+++ EXTRACTED ENTRIES +++
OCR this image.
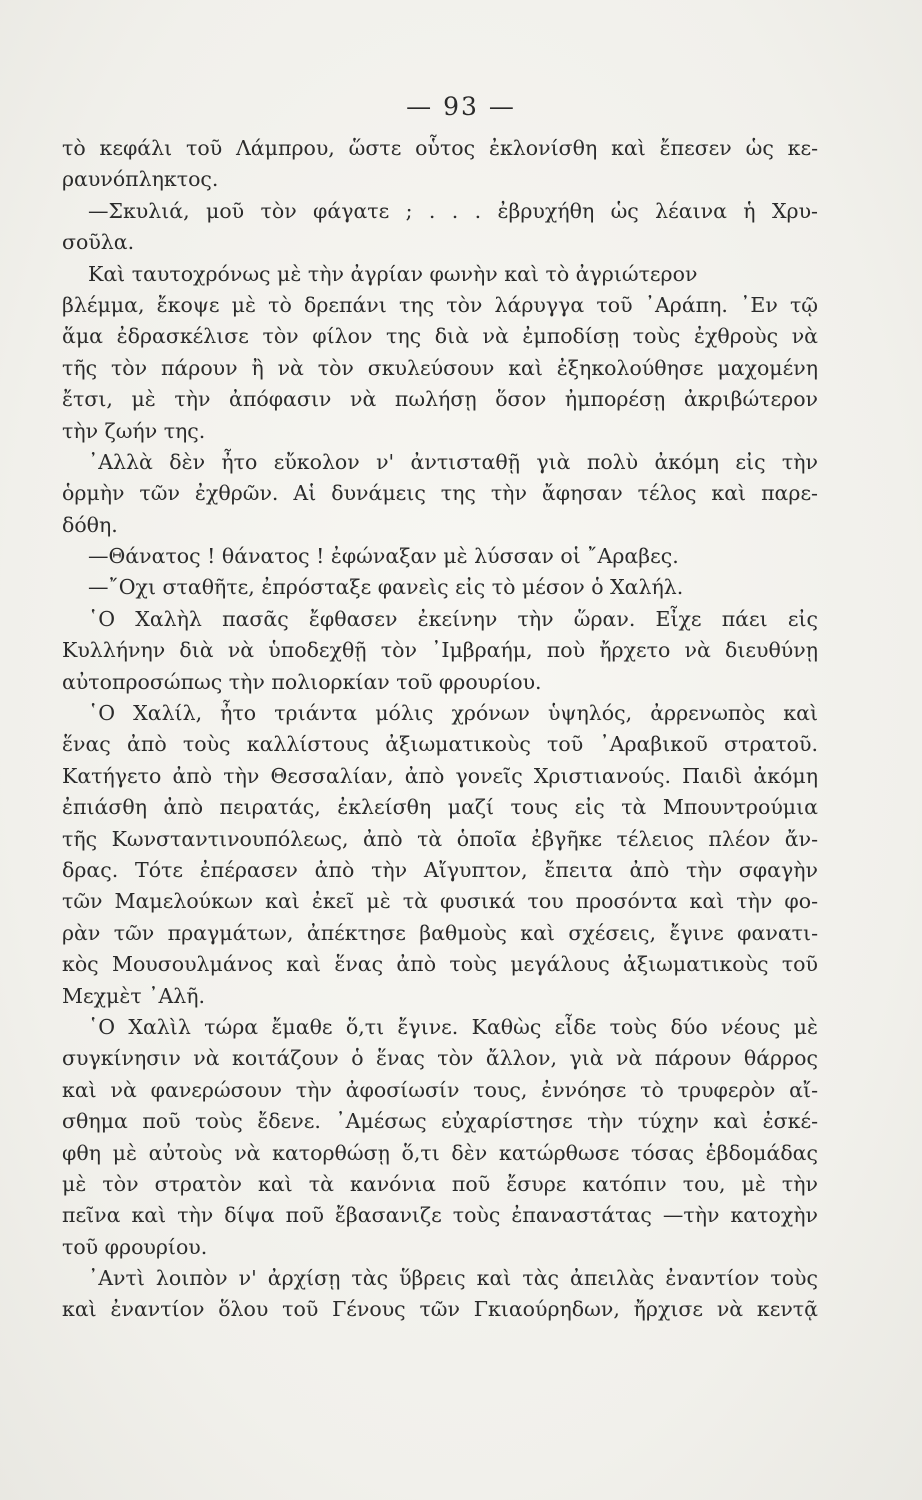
— 93 —
τὸ κεφάλι τοῦ Λάμπρου, ὥστε οὗτος ἐκλονίσθη καὶ ἔπεσεν ὡς κε-
ραυνόπληκτος.
—Σκυλιά, μοῦ τὸν φάγατε ; . . . ἐβρυχήθη ὡς λέαινα ἡ Χρυ-
σοῦλα.
Καὶ ταυτοχρόνως μὲ τὴν ἀγρίαν φωνὴν καὶ τὸ ἀγριώτερον
βλέμμα, ἔκοψε μὲ τὸ δρεπάνι της τὸν λάρυγγα τοῦ ᾿Αράπη. ᾿Εν τῷ
ἅμα ἐδρασκέλισε τὸν φίλον της διὰ νὰ ἐμποδίσῃ τοὺς ἐχθροὺς νὰ
τῆς τὸν πάρουν ἢ νὰ τὸν σκυλεύσουν καὶ ἐξηκολούθησε μαχομένη
ἔτσι, μὲ τὴν ἀπόφασιν νὰ πωλήσῃ ὅσον ἠμπορέσῃ ἀκριβώτερον
τὴν ζωήν της.
᾿Αλλὰ δὲν ἦτο εὔκολον ν' ἀντισταθῇ γιὰ πολὺ ἀκόμη εἰς τὴν
ὁρμὴν τῶν ἐχθρῶν. Αἱ δυνάμεις της τὴν ἄφησαν τέλος καὶ παρε-
δόθη.
—Θάνατος ! θάνατος ! ἐφώναξαν μὲ λύσσαν οἱ ῎Αραβες.
—῎Οχι σταθῆτε, ἐπρόσταξε φανεὶς εἰς τὸ μέσον ὁ Χαλήλ.
῾Ο Χαλὴλ πασᾶς ἔφθασεν ἐκείνην τὴν ὥραν. Εἶχε πάει εἰς
Κυλλήνην διὰ νὰ ὑποδεχθῇ τὸν ᾿Ιμβραήμ, ποὺ ἤρχετο νὰ διευθύνῃ
αὐτοπροσώπως τὴν πολιορκίαν τοῦ φρουρίου.
῾Ο Χαλίλ, ἦτο τριάντα μόλις χρόνων ὑψηλός, ἀρρενωπὸς καὶ
ἕνας ἀπὸ τοὺς καλλίστους ἀξιωματικοὺς τοῦ ᾿Αραβικοῦ στρατοῦ.
Κατήγετο ἀπὸ τὴν Θεσσαλίαν, ἀπὸ γονεῖς Χριστιανούς. Παιδὶ ἀκόμη
ἐπιάσθη ἀπὸ πειρατάς, ἐκλείσθη μαζί τους εἰς τὰ Μπουντρούμια
τῆς Κωνσταντινουπόλεως, ἀπὸ τὰ ὁποῖα ἐβγῆκε τέλειος πλέον ἄν-
δρας. Τότε ἐπέρασεν ἀπὸ τὴν Αἴγυπτον, ἔπειτα ἀπὸ τὴν σφαγὴν
τῶν Μαμελούκων καὶ ἐκεῖ μὲ τὰ φυσικά του προσόντα καὶ τὴν φο-
ρὰν τῶν πραγμάτων, ἀπέκτησε βαθμοὺς καὶ σχέσεις, ἔγινε φανατι-
κὸς Μουσουλμάνος καὶ ἕνας ἀπὸ τοὺς μεγάλους ἀξιωματικοὺς τοῦ
Μεχμὲτ ᾿Αλῆ.
῾Ο Χαλὶλ τώρα ἔμαθε ὅ,τι ἔγινε. Καθὼς εἶδε τοὺς δύο νέους μὲ
συγκίνησιν νὰ κοιτάζουν ὁ ἕνας τὸν ἄλλον, γιὰ νὰ πάρουν θάρρος
καὶ νὰ φανερώσουν τὴν ἀφοσίωσίν τους, ἐννόησε τὸ τρυφερὸν αἴ-
σθημα ποῦ τοὺς ἔδενε. ᾿Αμέσως εὐχαρίστησε τὴν τύχην καὶ ἐσκέ-
φθη μὲ αὐτοὺς νὰ κατορθώσῃ ὅ,τι δὲν κατώρθωσε τόσας ἑβδομάδας
μὲ τὸν στρατὸν καὶ τὰ κανόνια ποῦ ἔσυρε κατόπιν του, μὲ τὴν
πεῖνα καὶ τὴν δίψα ποῦ ἔβασανιζε τοὺς ἐπαναστάτας —τὴν κατοχὴν
τοῦ φρουρίου.
᾿Αντὶ λοιπὸν ν' ἀρχίσῃ τὰς ὕβρεις καὶ τὰς ἀπειλὰς ἐναντίον τοὺς
καὶ ἐναντίον ὅλου τοῦ Γένους τῶν Γκιαούρηδων, ἤρχισε νὰ κεντᾷ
+++
_WHAT YOU ARE ASKED TO DO_: Every line is to be duplicated exactly, though pictures stay out.

_SOLUTION FOR THIS TASK_:
OCR this image.
— 93 —
τὸ κεφάλι τοῦ Λάμπρου, ὥστε οὗτος ἐκλονίσθη καὶ ἔπεσεν ὡς κε-
ραυνόπληκτος.
—Σκυλιά, μοῦ τὸν φάγατε ; . . . ἐβρυχήθη ὡς λέαινα ἡ Χρυ-
σοῦλα.
Καὶ ταυτοχρόνως μὲ τὴν ἀγρίαν φωνὴν καὶ τὸ ἀγριώτερον
βλέμμα, ἔκοψε μὲ τὸ δρεπάνι της τὸν λάρυγγα τοῦ ᾿Αράπη. ᾿Εν τῷ
ἅμα ἐδρασκέλισε τὸν φίλον της διὰ νὰ ἐμποδίσῃ τοὺς ἐχθροὺς νὰ
τῆς τὸν πάρουν ἢ νὰ τὸν σκυλεύσουν καὶ ἐξηκολούθησε μαχομένη
ἔτσι, μὲ τὴν ἀπόφασιν νὰ πωλήσῃ ὅσον ἠμπορέσῃ ἀκριβώτερον
τὴν ζωήν της.
᾿Αλλὰ δὲν ἦτο εὔκολον ν' ἀντισταθῇ γιὰ πολὺ ἀκόμη εἰς τὴν
ὁρμὴν τῶν ἐχθρῶν. Αἱ δυνάμεις της τὴν ἄφησαν τέλος καὶ παρε-
δόθη.
—Θάνατος ! θάνατος ! ἐφώναξαν μὲ λύσσαν οἱ ῎Αραβες.
—῎Οχι σταθῆτε, ἐπρόσταξε φανεὶς εἰς τὸ μέσον ὁ Χαλήλ.
῾Ο Χαλὴλ πασᾶς ἔφθασεν ἐκείνην τὴν ὥραν. Εἶχε πάει εἰς
Κυλλήνην διὰ νὰ ὑποδεχθῇ τὸν ᾿Ιμβραήμ, ποὺ ἤρχετο νὰ διευθύνῃ
αὐτοπροσώπως τὴν πολιορκίαν τοῦ φρουρίου.
῾Ο Χαλίλ, ἦτο τριάντα μόλις χρόνων ὑψηλός, ἀρρενωπὸς καὶ
ἕνας ἀπὸ τοὺς καλλίστους ἀξιωματικοὺς τοῦ ᾿Αραβικοῦ στρατοῦ.
Κατήγετο ἀπὸ τὴν Θεσσαλίαν, ἀπὸ γονεῖς Χριστιανούς. Παιδὶ ἀκόμη
ἐπιάσθη ἀπὸ πειρατάς, ἐκλείσθη μαζί τους εἰς τὰ Μπουντρούμια
τῆς Κωνσταντινουπόλεως, ἀπὸ τὰ ὁποῖα ἐβγῆκε τέλειος πλέον ἄν-
δρας. Τότε ἐπέρασεν ἀπὸ τὴν Αἴγυπτον, ἔπειτα ἀπὸ τὴν σφαγὴν
τῶν Μαμελούκων καὶ ἐκεῖ μὲ τὰ φυσικά του προσόντα καὶ τὴν φο-
ρὰν τῶν πραγμάτων, ἀπέκτησε βαθμοὺς καὶ σχέσεις, ἔγινε φανατι-
κὸς Μουσουλμάνος καὶ ἕνας ἀπὸ τοὺς μεγάλους ἀξιωματικοὺς τοῦ
Μεχμὲτ ᾿Αλῆ.
῾Ο Χαλὶλ τώρα ἔμαθε ὅ,τι ἔγινε. Καθὼς εἶδε τοὺς δύο νέους μὲ
συγκίνησιν νὰ κοιτάζουν ὁ ἕνας τὸν ἄλλον, γιὰ νὰ πάρουν θάρρος
καὶ νὰ φανερώσουν τὴν ἀφοσίωσίν τους, ἐννόησε τὸ τρυφερὸν αἴ-
σθημα ποῦ τοὺς ἔδενε. ᾿Αμέσως εὐχαρίστησε τὴν τύχην καὶ ἐσκέ-
φθη μὲ αὐτοὺς νὰ κατορθώσῃ ὅ,τι δὲν κατώρθωσε τόσας ἑβδομάδας
μὲ τὸν στρατὸν καὶ τὰ κανόνια ποῦ ἔσυρε κατόπιν του, μὲ τὴν
πεῖνα καὶ τὴν δίψα ποῦ ἔβασανιζε τοὺς ἐπαναστάτας —τὴν κατοχὴν
τοῦ φρουρίου.
᾿Αντὶ λοιπὸν ν' ἀρχίσῃ τὰς ὕβρεις καὶ τὰς ἀπειλὰς ἐναντίον τοὺς
καὶ ἐναντίον ὅλου τοῦ Γένους τῶν Γκιαούρηδων, ἤρχισε νὰ κεντᾷ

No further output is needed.